>> start DATA LISTING
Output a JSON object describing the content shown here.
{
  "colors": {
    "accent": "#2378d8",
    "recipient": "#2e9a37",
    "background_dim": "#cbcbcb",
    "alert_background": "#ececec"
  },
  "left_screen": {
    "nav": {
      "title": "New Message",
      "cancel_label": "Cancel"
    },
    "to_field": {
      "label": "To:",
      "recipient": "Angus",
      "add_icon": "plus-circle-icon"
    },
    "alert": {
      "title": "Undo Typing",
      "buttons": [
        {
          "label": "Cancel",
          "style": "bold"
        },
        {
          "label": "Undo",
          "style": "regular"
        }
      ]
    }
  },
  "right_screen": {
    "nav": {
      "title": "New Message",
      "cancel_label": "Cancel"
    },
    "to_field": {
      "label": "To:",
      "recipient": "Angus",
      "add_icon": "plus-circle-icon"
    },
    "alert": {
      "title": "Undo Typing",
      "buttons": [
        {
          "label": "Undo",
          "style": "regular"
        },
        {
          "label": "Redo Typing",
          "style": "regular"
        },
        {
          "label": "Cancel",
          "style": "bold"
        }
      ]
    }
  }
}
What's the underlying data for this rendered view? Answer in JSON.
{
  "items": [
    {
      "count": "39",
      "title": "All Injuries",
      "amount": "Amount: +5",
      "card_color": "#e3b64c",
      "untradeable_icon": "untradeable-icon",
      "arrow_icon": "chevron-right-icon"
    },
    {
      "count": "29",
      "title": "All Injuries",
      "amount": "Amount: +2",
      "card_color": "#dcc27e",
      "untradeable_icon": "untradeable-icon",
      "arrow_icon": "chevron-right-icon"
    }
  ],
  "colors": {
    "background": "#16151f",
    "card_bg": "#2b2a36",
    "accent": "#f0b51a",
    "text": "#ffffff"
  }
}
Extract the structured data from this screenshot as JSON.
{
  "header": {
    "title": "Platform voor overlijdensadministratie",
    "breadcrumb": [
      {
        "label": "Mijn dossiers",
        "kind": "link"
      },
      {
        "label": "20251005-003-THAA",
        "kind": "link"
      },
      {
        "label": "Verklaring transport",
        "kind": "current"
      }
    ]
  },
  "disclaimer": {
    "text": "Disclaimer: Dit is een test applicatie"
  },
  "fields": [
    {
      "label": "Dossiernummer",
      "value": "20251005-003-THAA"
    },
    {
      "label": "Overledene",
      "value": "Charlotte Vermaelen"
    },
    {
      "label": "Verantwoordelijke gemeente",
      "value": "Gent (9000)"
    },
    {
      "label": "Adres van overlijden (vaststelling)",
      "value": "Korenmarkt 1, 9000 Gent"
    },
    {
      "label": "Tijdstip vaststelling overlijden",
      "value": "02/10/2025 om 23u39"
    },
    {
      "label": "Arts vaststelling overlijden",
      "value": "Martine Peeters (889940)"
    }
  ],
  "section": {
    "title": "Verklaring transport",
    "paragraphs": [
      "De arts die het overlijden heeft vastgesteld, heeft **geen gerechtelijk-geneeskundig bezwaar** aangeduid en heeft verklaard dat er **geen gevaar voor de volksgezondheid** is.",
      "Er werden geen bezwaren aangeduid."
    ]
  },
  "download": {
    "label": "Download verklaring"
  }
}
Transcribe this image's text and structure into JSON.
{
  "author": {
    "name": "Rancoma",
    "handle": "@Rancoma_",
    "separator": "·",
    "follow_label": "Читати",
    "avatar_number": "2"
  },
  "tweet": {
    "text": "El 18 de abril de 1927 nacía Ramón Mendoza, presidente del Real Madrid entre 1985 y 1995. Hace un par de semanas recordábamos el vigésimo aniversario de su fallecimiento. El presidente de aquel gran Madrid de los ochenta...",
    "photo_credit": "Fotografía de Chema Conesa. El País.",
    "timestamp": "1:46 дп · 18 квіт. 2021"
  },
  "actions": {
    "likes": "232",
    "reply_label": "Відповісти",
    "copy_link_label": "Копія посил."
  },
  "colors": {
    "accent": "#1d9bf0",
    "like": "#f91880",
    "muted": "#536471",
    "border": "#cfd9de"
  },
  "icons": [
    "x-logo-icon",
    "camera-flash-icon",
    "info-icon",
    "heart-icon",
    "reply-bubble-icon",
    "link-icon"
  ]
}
>> end DATA LISTING
▶ INSTRUCTION
Each record above should be returned exactly as it appears.

▶ FULL OUTPUT
Output a JSON object describing the content shown here.
{
  "colors": {
    "accent": "#2378d8",
    "recipient": "#2e9a37",
    "background_dim": "#cbcbcb",
    "alert_background": "#ececec"
  },
  "left_screen": {
    "nav": {
      "title": "New Message",
      "cancel_label": "Cancel"
    },
    "to_field": {
      "label": "To:",
      "recipient": "Angus",
      "add_icon": "plus-circle-icon"
    },
    "alert": {
      "title": "Undo Typing",
      "buttons": [
        {
          "label": "Cancel",
          "style": "bold"
        },
        {
          "label": "Undo",
          "style": "regular"
        }
      ]
    }
  },
  "right_screen": {
    "nav": {
      "title": "New Message",
      "cancel_label": "Cancel"
    },
    "to_field": {
      "label": "To:",
      "recipient": "Angus",
      "add_icon": "plus-circle-icon"
    },
    "alert": {
      "title": "Undo Typing",
      "buttons": [
        {
          "label": "Undo",
          "style": "regular"
        },
        {
          "label": "Redo Typing",
          "style": "regular"
        },
        {
          "label": "Cancel",
          "style": "bold"
        }
      ]
    }
  }
}
What's the underlying data for this rendered view? Answer in JSON.
{
  "items": [
    {
      "count": "39",
      "title": "All Injuries",
      "amount": "Amount: +5",
      "card_color": "#e3b64c",
      "untradeable_icon": "untradeable-icon",
      "arrow_icon": "chevron-right-icon"
    },
    {
      "count": "29",
      "title": "All Injuries",
      "amount": "Amount: +2",
      "card_color": "#dcc27e",
      "untradeable_icon": "untradeable-icon",
      "arrow_icon": "chevron-right-icon"
    }
  ],
  "colors": {
    "background": "#16151f",
    "card_bg": "#2b2a36",
    "accent": "#f0b51a",
    "text": "#ffffff"
  }
}
Extract the structured data from this screenshot as JSON.
{
  "header": {
    "title": "Platform voor overlijdensadministratie",
    "breadcrumb": [
      {
        "label": "Mijn dossiers",
        "kind": "link"
      },
      {
        "label": "20251005-003-THAA",
        "kind": "link"
      },
      {
        "label": "Verklaring transport",
        "kind": "current"
      }
    ]
  },
  "disclaimer": {
    "text": "Disclaimer: Dit is een test applicatie"
  },
  "fields": [
    {
      "label": "Dossiernummer",
      "value": "20251005-003-THAA"
    },
    {
      "label": "Overledene",
      "value": "Charlotte Vermaelen"
    },
    {
      "label": "Verantwoordelijke gemeente",
      "value": "Gent (9000)"
    },
    {
      "label": "Adres van overlijden (vaststelling)",
      "value": "Korenmarkt 1, 9000 Gent"
    },
    {
      "label": "Tijdstip vaststelling overlijden",
      "value": "02/10/2025 om 23u39"
    },
    {
      "label": "Arts vaststelling overlijden",
      "value": "Martine Peeters (889940)"
    }
  ],
  "section": {
    "title": "Verklaring transport",
    "paragraphs": [
      "De arts die het overlijden heeft vastgesteld, heeft **geen gerechtelijk-geneeskundig bezwaar** aangeduid en heeft verklaard dat er **geen gevaar voor de volksgezondheid** is.",
      "Er werden geen bezwaren aangeduid."
    ]
  },
  "download": {
    "label": "Download verklaring"
  }
}
Transcribe this image's text and structure into JSON.
{
  "author": {
    "name": "Rancoma",
    "handle": "@Rancoma_",
    "separator": "·",
    "follow_label": "Читати",
    "avatar_number": "2"
  },
  "tweet": {
    "text": "El 18 de abril de 1927 nacía Ramón Mendoza, presidente del Real Madrid entre 1985 y 1995. Hace un par de semanas recordábamos el vigésimo aniversario de su fallecimiento. El presidente de aquel gran Madrid de los ochenta...",
    "photo_credit": "Fotografía de Chema Conesa. El País.",
    "timestamp": "1:46 дп · 18 квіт. 2021"
  },
  "actions": {
    "likes": "232",
    "reply_label": "Відповісти",
    "copy_link_label": "Копія посил."
  },
  "colors": {
    "accent": "#1d9bf0",
    "like": "#f91880",
    "muted": "#536471",
    "border": "#cfd9de"
  },
  "icons": [
    "x-logo-icon",
    "camera-flash-icon",
    "info-icon",
    "heart-icon",
    "reply-bubble-icon",
    "link-icon"
  ]
}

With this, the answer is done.